TREŚĆ ZADANIA
Kontynuuj poniższą relację z meczu hokejowego ThyssenKrupp Energostal z KH Sanok od miejsca, w którym się kończy.

FRAGMENT ŹRÓDŁOWY
↓↓↓
W meczu 17 kolejki PLH TKH ThyssenKrupp Energostal pokonał KH Sanok 3:2. Decydującą o zwycięstwie bramkę dla gospodarzy strzelił siedem minut przed końcem Vadims Romanovskis.
GALERIA: ./galeria.php?action=108

Pierwsze minuty to zdecydowane, huraganowe ataki miejscowych. Już w pierwszej minucie grożny strzał Milana Furo obronił Łukasz Janiec. Chwilę pózniej Aleksander Myszka minimalnie chybił celu. W 4 minucie indywidualna akcja Tomasza Proszkiewicza zakończona niecelnym strzałem. W 5 minucie torunianie otwierają wynik meczu. Sławomir Kiedewicz podaje do Milana Furo i ten nie daje szans Jańcowi. Chwilę pózniej mogło być już 2:0, jednak mocny strzał Jacka Dzięgiela obronił sanocki golkiper. W 6 minucie na ławkę kar odesłany został Artur Burnat. W przewadze sanockiego bramkarza niepokoili Marmurowicz oraz Koseda ale cały czas było tylko 1:0. W 9 minucie indywidualna akcja Vadimsa Romanovskisa zakończona strzałem nad bramką. W 11 minucie Daniel Laszkiewicz w idealnej sytuacji nie trafia w krążek. W 14 minucie goście doprowadzają do remisu. Grający w osłabieniu sanoczanie wyprowadzają skuteczną kontrę. Ciepły podaje do wychodzącego na czystą pozycję Macieja Radwańskiego i ten w sytuacji sam na sam pokonuje Łukasza Kiedewicza. W 16 minucie najlepszy wśród graczy gospodarzy Romanovskis uderzył mocno ale Janiec był na posterunku. Tuż przed końcem pierwszej tercji Suchomski nie wykorzystuje sytuacji sam na sam. Wspaniałą paradą popisuje się Janiec. Od początku zdecydowane ataki TKH, szybko zdobyta bramka przez torunian w kolejnych minutach kolejne okazje ale to kontra sanoczan okazała się zabójcza i padło wyrównanie. Pierwsza tercja remisowa.
↑↑↑
WYODRĘBNIONE DANE
↓↓↓
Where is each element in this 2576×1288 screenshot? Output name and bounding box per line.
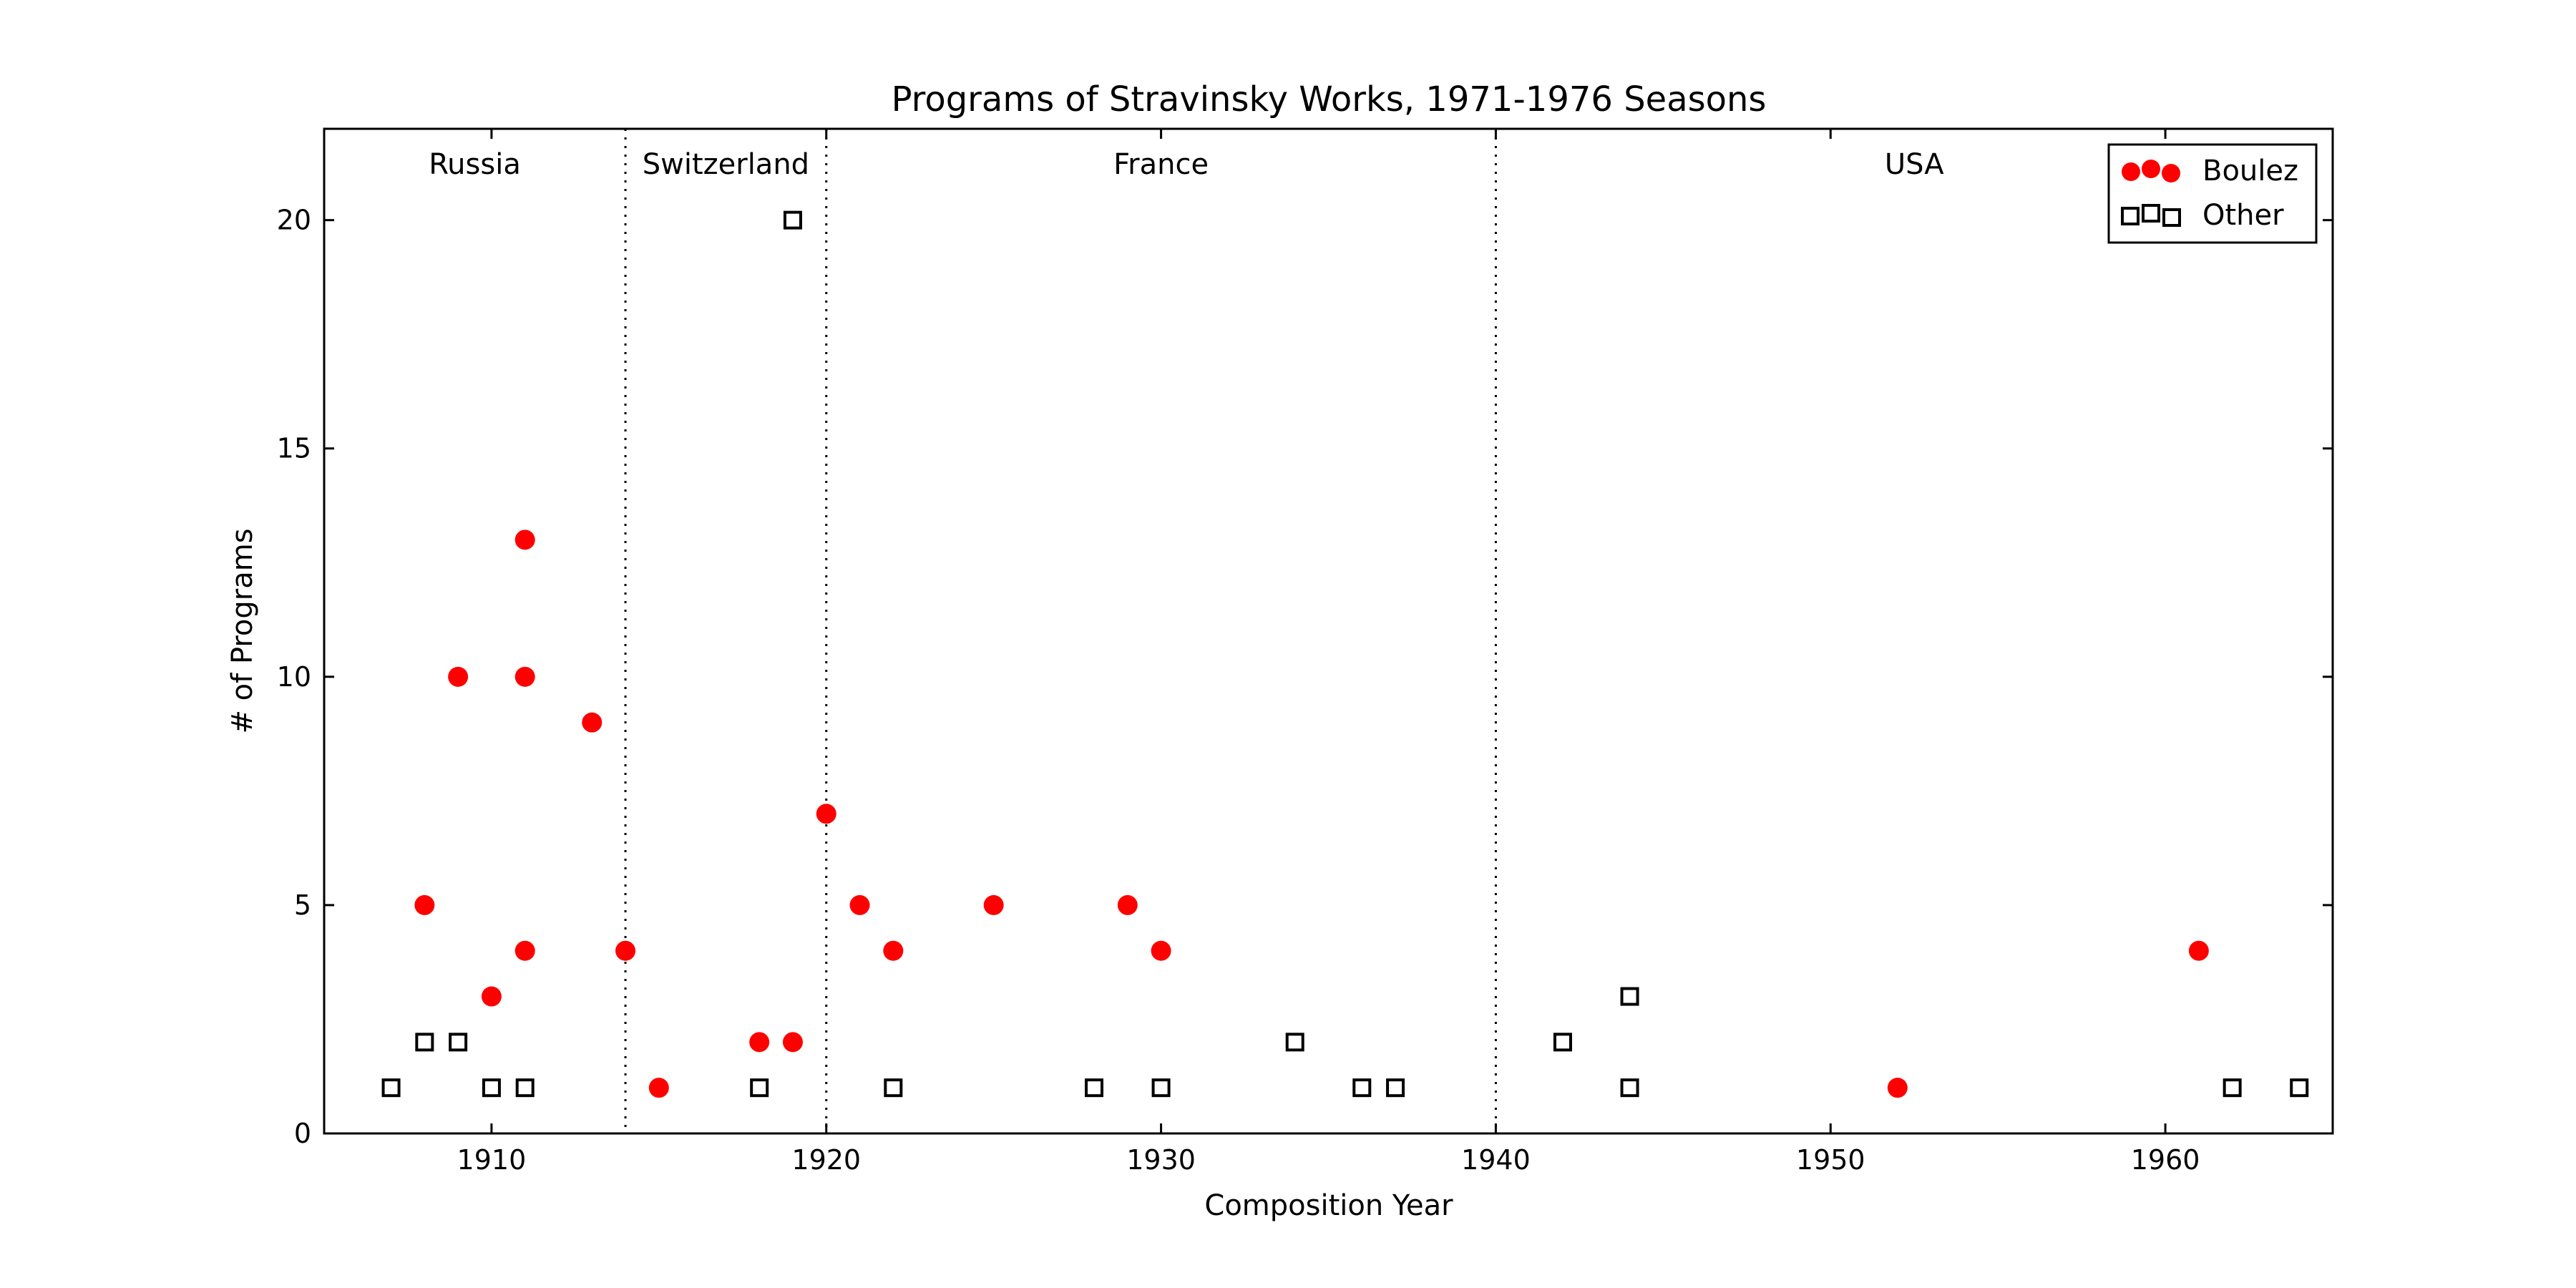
data-point-other	[1085, 1078, 1104, 1098]
legend-boulez-marker	[2142, 160, 2160, 178]
data-point-boulez	[615, 940, 636, 961]
data-point-other	[449, 1033, 468, 1052]
data-point-other	[1620, 987, 1639, 1006]
data-point-other	[482, 1078, 501, 1098]
legend-entry-other: Other	[2121, 199, 2284, 232]
data-point-other	[783, 210, 802, 230]
data-point-boulez	[749, 1032, 770, 1053]
data-point-other	[515, 1078, 535, 1098]
x-tick-label: 1940	[1461, 1144, 1531, 1176]
x-tick-label: 1960	[2131, 1144, 2200, 1176]
plot-area: Russia Switzerland France USA 1910 1920 1930 19…	[277, 129, 2333, 1176]
data-point-boulez	[514, 530, 535, 550]
legend: Boulez Other	[2107, 143, 2318, 244]
period-label: France	[1113, 148, 1209, 181]
x-tick-label: 1920	[791, 1144, 861, 1176]
data-point-boulez	[414, 894, 435, 915]
y-tick-label: 0	[294, 1118, 311, 1149]
data-point-boulez	[514, 940, 535, 961]
legend-boulez-label: Boulez	[2202, 155, 2298, 187]
data-point-boulez	[514, 666, 535, 687]
period-label: USA	[1885, 148, 1944, 181]
y-tick-label: 5	[294, 889, 311, 921]
y-tick-label: 20	[277, 205, 311, 236]
data-point-boulez	[1887, 1078, 1908, 1098]
data-point-boulez	[1117, 894, 1138, 915]
legend-other-label: Other	[2202, 199, 2284, 232]
x-axis-label: Composition Year	[1204, 1189, 1453, 1222]
data-point-boulez	[983, 894, 1004, 915]
legend-boulez-marker	[2162, 164, 2180, 182]
period-label: Russia	[429, 148, 521, 181]
data-point-other	[884, 1078, 903, 1098]
data-point-boulez	[1151, 940, 1171, 961]
data-point-other	[2290, 1078, 2309, 1098]
data-point-boulez	[2188, 940, 2209, 961]
data-point-boulez	[582, 712, 602, 733]
data-point-boulez	[849, 894, 870, 915]
period-label: Switzerland	[643, 148, 809, 181]
data-point-other	[1620, 1078, 1639, 1098]
plot-frame	[323, 127, 2334, 1135]
data-point-other	[1151, 1078, 1171, 1098]
data-point-boulez	[448, 666, 469, 687]
data-point-other	[2223, 1078, 2242, 1098]
data-point-boulez	[816, 804, 836, 824]
data-point-other	[1553, 1033, 1572, 1052]
data-point-boulez	[481, 986, 502, 1007]
legend-box	[2107, 143, 2318, 244]
data-point-other	[381, 1078, 401, 1098]
legend-other-marker	[2142, 204, 2160, 223]
y-axis-label: # of Programs	[226, 528, 259, 733]
y-tick-label: 10	[277, 661, 311, 693]
chart-title: Programs of Stravinsky Works, 1971-1976 …	[892, 79, 1767, 119]
data-point-other	[1386, 1078, 1405, 1098]
data-point-boulez	[883, 940, 904, 961]
series-boulez	[414, 530, 2209, 1098]
legend-other-marker	[2121, 207, 2140, 225]
x-tick-label: 1930	[1126, 1144, 1196, 1176]
data-point-other	[1352, 1078, 1372, 1098]
x-tick-label: 1910	[457, 1144, 527, 1176]
data-point-other	[1285, 1033, 1304, 1052]
data-point-boulez	[648, 1078, 669, 1098]
x-tick-label: 1950	[1796, 1144, 1865, 1176]
y-tick-label: 15	[277, 433, 311, 464]
data-point-other	[415, 1033, 434, 1052]
series-other	[381, 210, 2309, 1098]
data-point-other	[750, 1078, 769, 1098]
legend-other-marker	[2162, 208, 2181, 227]
legend-entry-boulez: Boulez	[2122, 155, 2298, 187]
data-point-boulez	[782, 1032, 803, 1053]
legend-boulez-marker	[2122, 162, 2140, 181]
↑↑↑
WYNIK ZADANIA
Początek drugiej tercji to znowu zdecydowane ataki gospodarzy. W 21 minucie Marmurowicz nie trafia do pustej bramki. Dwie minuty pózniej przed szansą stanęli Romanovskis oraz Suchomski ale cały czas utrzymywał się wynik remisowy. W 25 minucie Nikiel w idealnej okazji minimalnie obok prawego słupka Jańca. W 28 minucie torunianie dopieli swego i wyszli po raz drugi na prowadzenie. Grający w przewadze miejscowi strzelają drugą bramkę. Zza bramki podaje Dołęga i Marmurowicz strzałem z bliska pokonuje Jańca. Była to pierwsza bramka w tym sezonie młodego napastnika TKH. W 30 minucie Jacek Dzięgiel w indywidualnej akcji zatrzymany przez Jańca. 33 minuta Myszka nad poprzeczką. W 35 minucie Dżoń nie potrafi pokonać w idealnej sytuacji Kiedewicza. W 38 minucie goście po raz drugi doprowadzają do remisu. Autorem bramki jest Adam Fraszko a podającym Wojciech Milan. W ostatniej minucie tercji Proszkiewicz nie trafia w doskonałej okazji. Druga tercja podobnie jak pierwsza remisowa, także torunianie strzelają pierwsi bramkę ale ambitni sanoczanie ponownie doprowadzją do remisu.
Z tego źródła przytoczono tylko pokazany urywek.